Tarea por hacer: Pasa al inglés esta oración del fragmento sobre Céline: «Céline fue un escritor extraordinario y su “Viaje al fin de la noche” (1932) –una de las novelas más subversivas y auténticas del siglo XX– la constatación de que todas las promesas y valores del mundo civilizado no son más que muestras incuestionables e intolerables de la estupidez humana.»

Fragmento:
______________________________

Céline fue un escritor extraordinario y su “Viaje al fin de la noche” (1932) –una de las novelas más subversivas y auténticas del siglo XX– la constatación de que todas las promesas y valores del mundo civilizado no son más que muestras incuestionables e intolerables de la estupidez humana. Y esa misma civilización, embarcada en una guerra de aniquilación inútil y sórdida, un engendro impulsado por instintos atávicos de destrucción y muerte. Pero, al mismo tiempo que redactaba una de las crónicas más poéticas y negras de la condición humana, Céline expandía el veneno del antisemitismo eliminacionista en Francia como un propagandista del exterminio que ni siquiera exhibía la pureza fría del fanático enloquecido: en sus horas libres se ocupaba en chulear a una de sus novias, a la que pasaba cuentas con el rigor de cualquier macarra.

______________________________

Material proporcionado:
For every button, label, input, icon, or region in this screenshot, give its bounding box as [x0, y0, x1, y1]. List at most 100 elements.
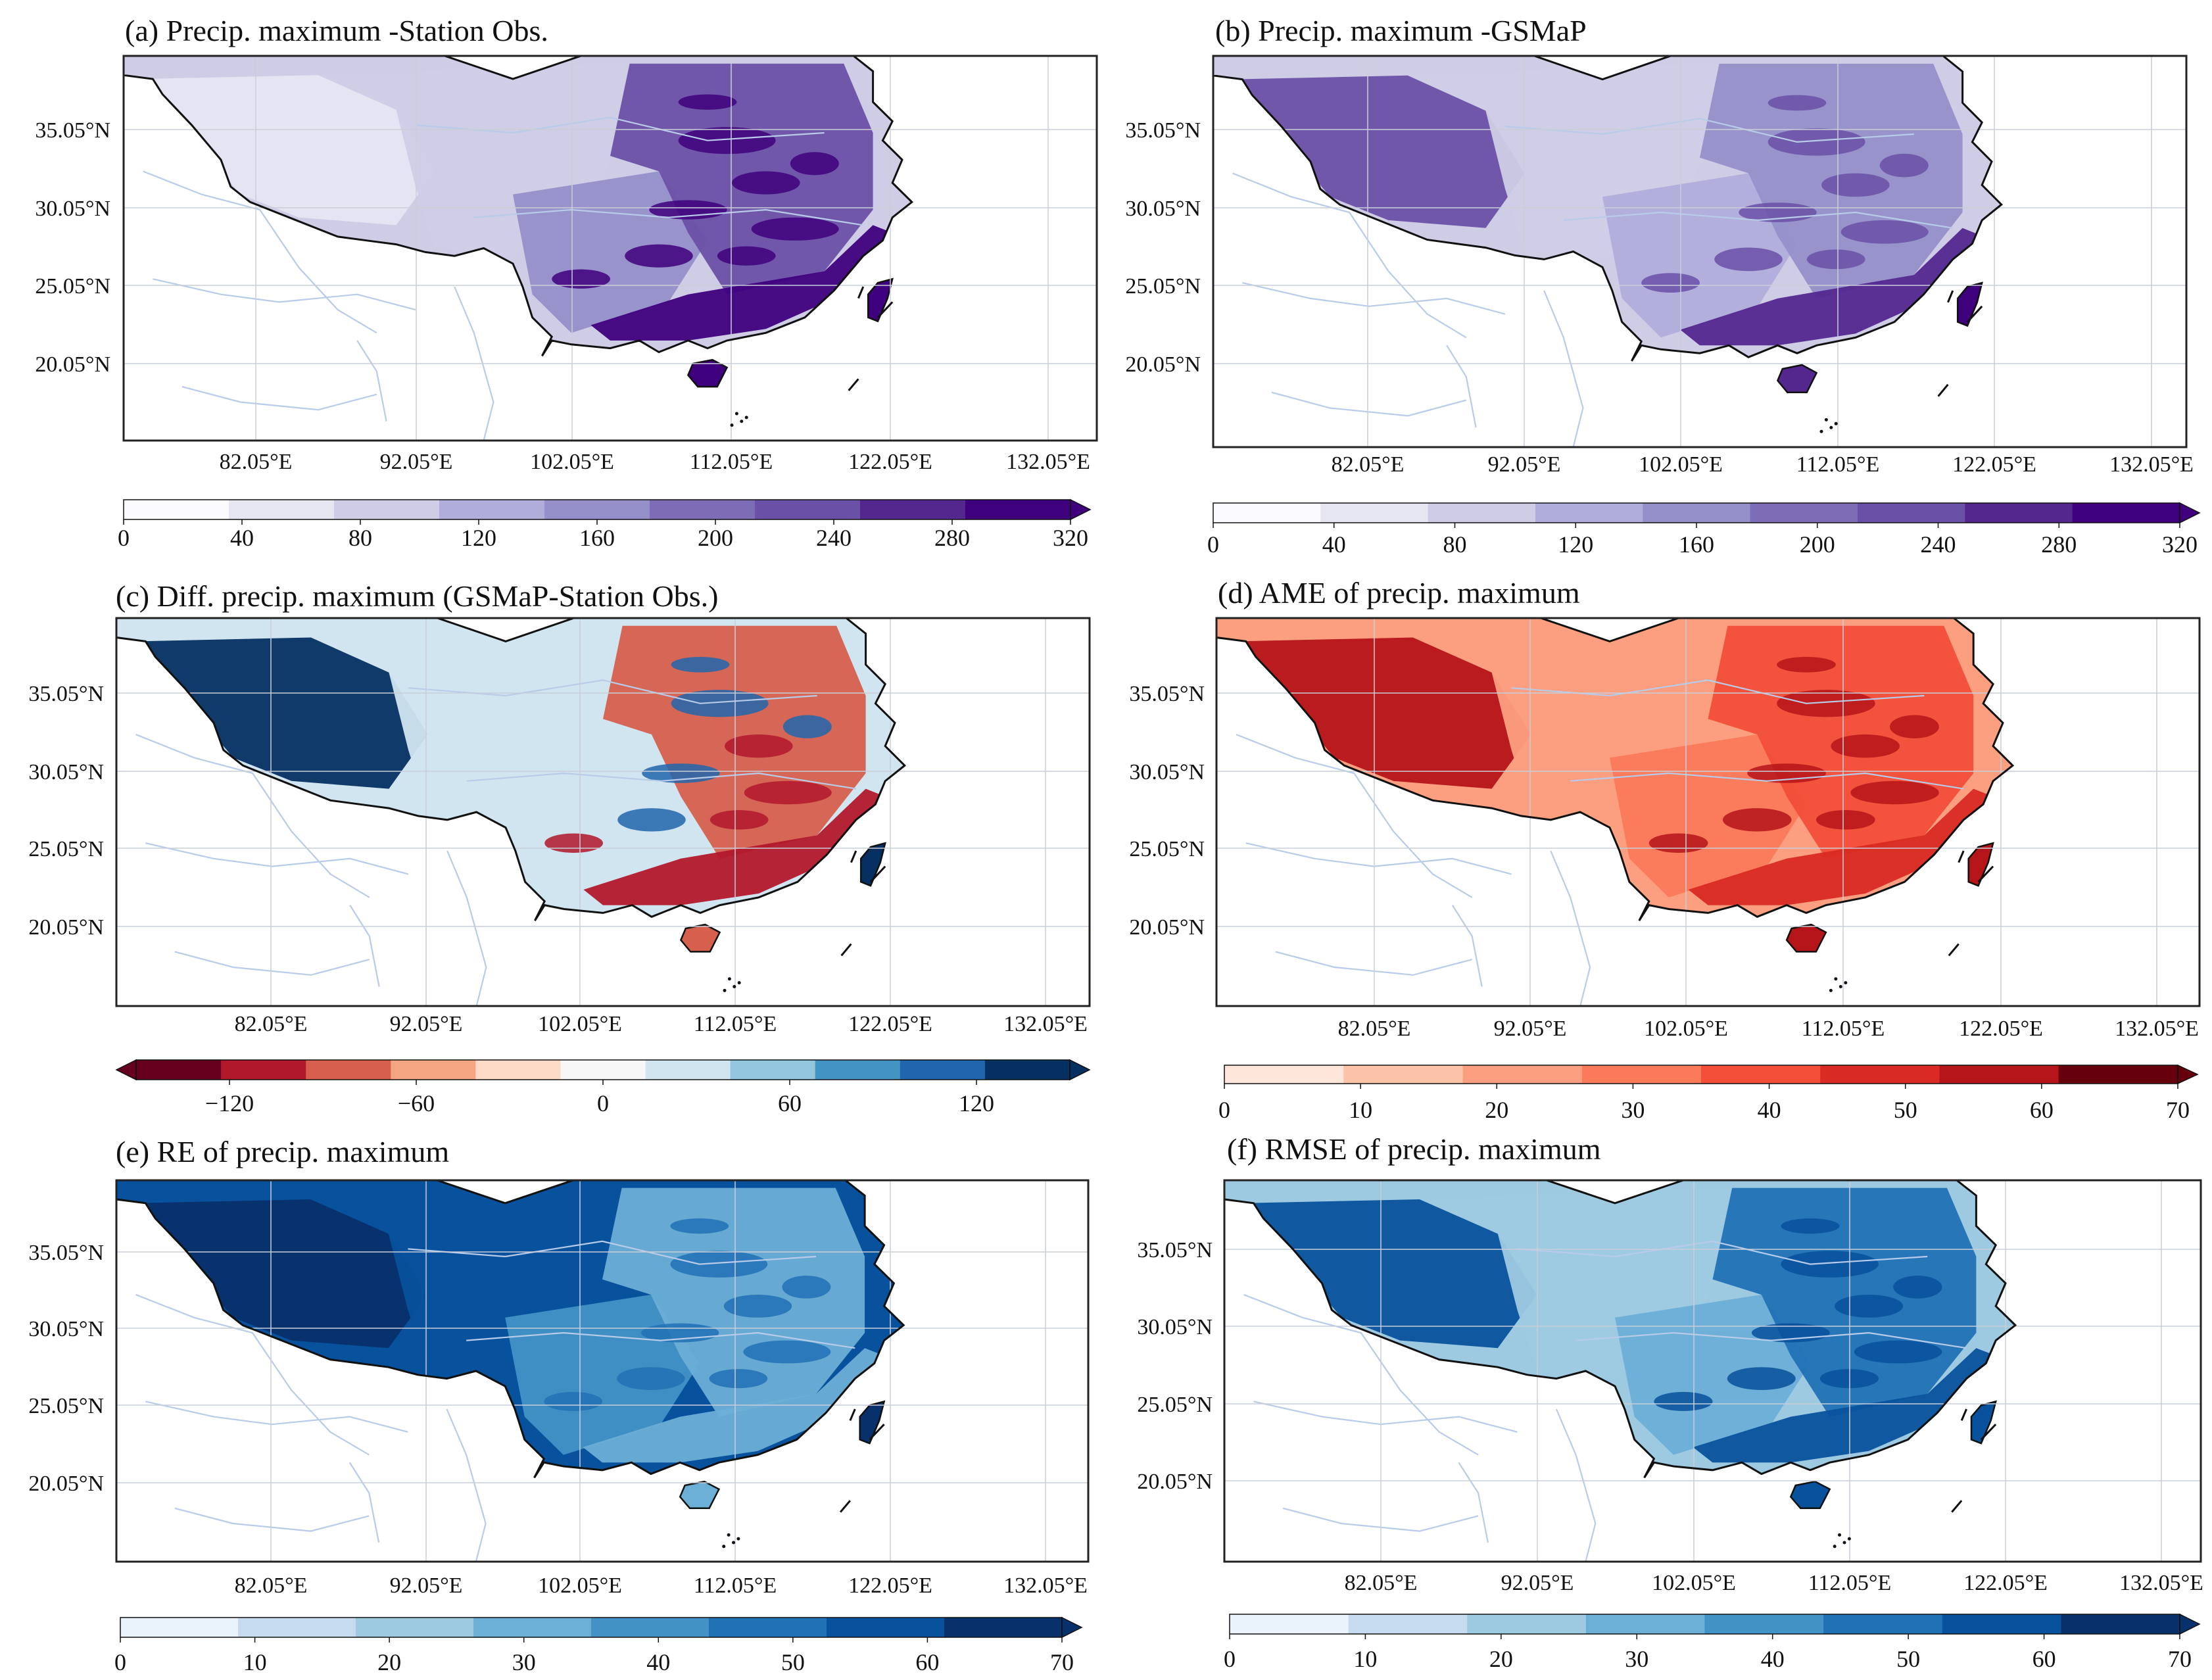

______________________________

Respuesta: Céline was an extraordinary writer, and his "Journey to the End of the Night" (1932), one of the most subversive and authentic novels of the twentieth century, was the confirmation that all the promises and values of the civilized world are nothing more than unquestionable and intolerable displays of human stupidity.